* Exercise
Write every entry out again exactly, please, and skip the pictures.
◆ ◆ ◆ ◆ ◆
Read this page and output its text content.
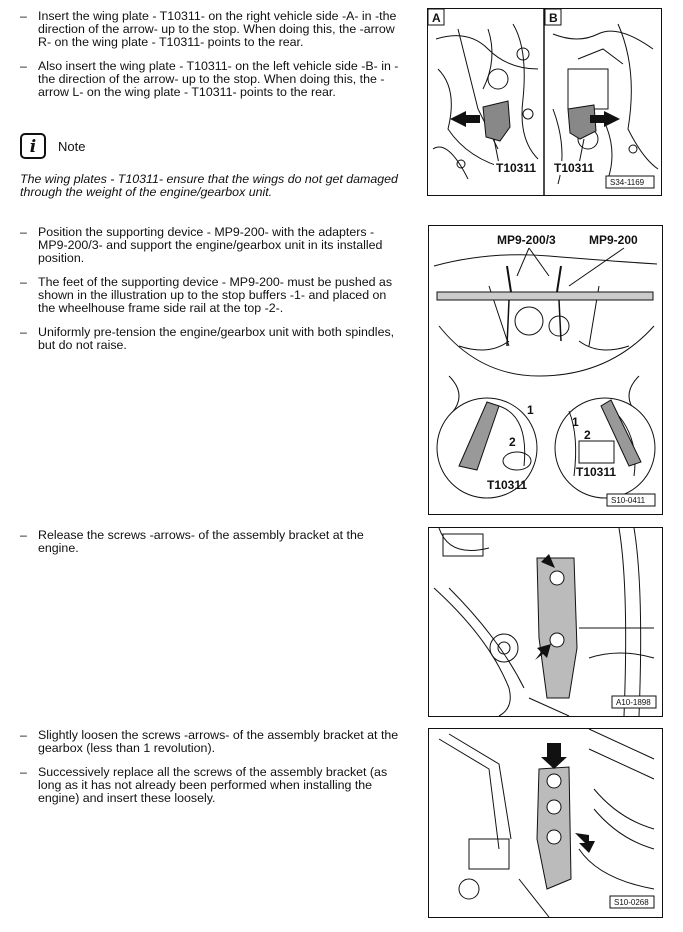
– Insert the wing plate - T10311- on the right vehicle side -A- in -the direction of the arrow- up to the stop. When doing this, the -arrow R- on the wing plate - T10311- points to the rear.
– Also insert the wing plate - T10311- on the left vehicle side -B- in -the direction of the arrow- up to the stop. When doing this, the -arrow L- on the wing plate - T10311- points to the rear.
i	Note
The wing plates - T10311- ensure that the wings do not get damaged through the weight of the engine/gearbox unit.
– Position the supporting device - MP9-200- with the adapters - MP9-200/3- and support the engine/gearbox unit in its installed position.
– The feet of the supporting device - MP9-200- must be pushed as shown in the illustration up to the stop buffers -1- and placed on the wheelhouse frame side rail at the top -2-.
– Uniformly pre-tension the engine/gearbox unit with both spindles, but do not raise.
– Release the screws -arrows- of the assembly bracket at the engine.
– Slightly loosen the screws -arrows- of the assembly bracket at the gearbox (less than 1 revolution).
– Successively replace all the screws of the assembly bracket (as long as it has not already been performed when installing the engine) and insert these loosely.
A	B
T10311 T10311
S34-1169
MP9-200/3	MP9-200
1
2
T10311
1
2
T10311
S10-0411
A10-1898
S10-0268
◆ ◆ ◆ ◆ ◆
* Complete output
Read this page and output its text content.
– Insert the wing plate - T10311- on the right vehicle side -A- in -the direction of the arrow- up to the stop. When doing this, the -arrow R- on the wing plate - T10311- points to the rear.
– Also insert the wing plate - T10311- on the left vehicle side -B- in -the direction of the arrow- up to the stop. When doing this, the -arrow L- on the wing plate - T10311- points to the rear.
i	Note
The wing plates - T10311- ensure that the wings do not get damaged through the weight of the engine/gearbox unit.
– Position the supporting device - MP9-200- with the adapters - MP9-200/3- and support the engine/gearbox unit in its installed position.
– The feet of the supporting device - MP9-200- must be pushed as shown in the illustration up to the stop buffers -1- and placed on the wheelhouse frame side rail at the top -2-.
– Uniformly pre-tension the engine/gearbox unit with both spindles, but do not raise.
– Release the screws -arrows- of the assembly bracket at the engine.
– Slightly loosen the screws -arrows- of the assembly bracket at the gearbox (less than 1 revolution).
– Successively replace all the screws of the assembly bracket (as long as it has not already been performed when installing the engine) and insert these loosely.
A	B
T10311 T10311
S34-1169
MP9-200/3	MP9-200
1
2
T10311
1
2
T10311
S10-0411
A10-1898
S10-0268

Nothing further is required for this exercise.